▶ _What you need to do_: Transcribe the records exactly. Pictures do not belong in the transcription.

================

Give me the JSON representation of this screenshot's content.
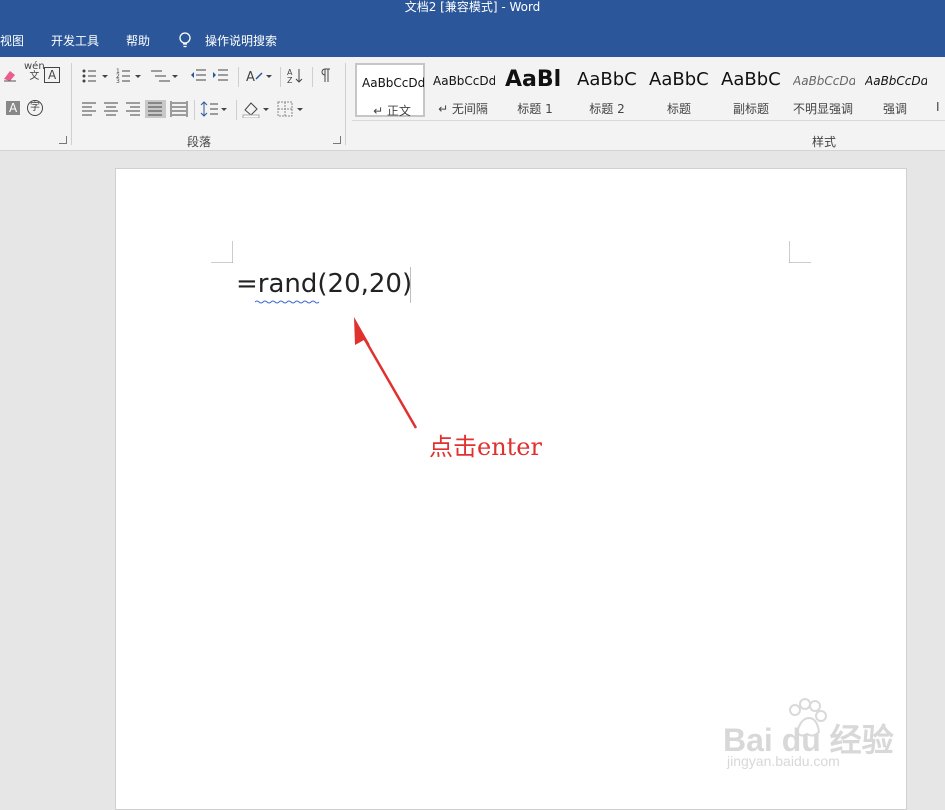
{
  "window": {
    "title": "文档2 [兼容模式]  -  Word"
  },
  "menu": {
    "items": [
      "视图",
      "开发工具",
      "帮助"
    ],
    "search_label": "操作说明搜索"
  },
  "ribbon": {
    "groups": {
      "paragraph": "段落",
      "styles": "样式"
    },
    "font_glyphs": {
      "phonetic": "wén\n文",
      "char_border": "A",
      "shade": "A",
      "enclose": "字"
    },
    "styles": [
      {
        "preview": "AaBbCcDd",
        "name": "↵ 正文",
        "selected": true
      },
      {
        "preview": "AaBbCcDd",
        "name": "↵ 无间隔"
      },
      {
        "preview": "AaBl",
        "name": "标题 1"
      },
      {
        "preview": "AaBbC",
        "name": "标题 2"
      },
      {
        "preview": "AaBbC",
        "name": "标题"
      },
      {
        "preview": "AaBbC",
        "name": "副标题"
      },
      {
        "preview": "AaBbCcDd",
        "name": "不明显强调"
      },
      {
        "preview": "AaBbCcDd",
        "name": "强调"
      }
    ]
  },
  "document": {
    "text": "=rand(20,20)",
    "annotation": "点击enter",
    "annotation_color": "#e0312f"
  },
  "watermark": {
    "brand": "Bai du 经验",
    "url": "jingyan.baidu.com"
  },
  "colors": {
    "word_blue": "#2b579a",
    "ribbon_bg": "#f3f3f3"
  }
}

================

▶ _Result for this exercise_:
Give me the JSON representation of this screenshot's content.
{
  "window": {
    "title": "文档2 [兼容模式]  -  Word"
  },
  "menu": {
    "items": [
      "视图",
      "开发工具",
      "帮助"
    ],
    "search_label": "操作说明搜索"
  },
  "ribbon": {
    "groups": {
      "paragraph": "段落",
      "styles": "样式"
    },
    "font_glyphs": {
      "phonetic": "wén\n文",
      "char_border": "A",
      "shade": "A",
      "enclose": "字"
    },
    "styles": [
      {
        "preview": "AaBbCcDd",
        "name": "↵ 正文",
        "selected": true
      },
      {
        "preview": "AaBbCcDd",
        "name": "↵ 无间隔"
      },
      {
        "preview": "AaBl",
        "name": "标题 1"
      },
      {
        "preview": "AaBbC",
        "name": "标题 2"
      },
      {
        "preview": "AaBbC",
        "name": "标题"
      },
      {
        "preview": "AaBbC",
        "name": "副标题"
      },
      {
        "preview": "AaBbCcDd",
        "name": "不明显强调"
      },
      {
        "preview": "AaBbCcDd",
        "name": "强调"
      }
    ]
  },
  "document": {
    "text": "=rand(20,20)",
    "annotation": "点击enter",
    "annotation_color": "#e0312f"
  },
  "watermark": {
    "brand": "Bai du 经验",
    "url": "jingyan.baidu.com"
  },
  "colors": {
    "word_blue": "#2b579a",
    "ribbon_bg": "#f3f3f3"
  }
}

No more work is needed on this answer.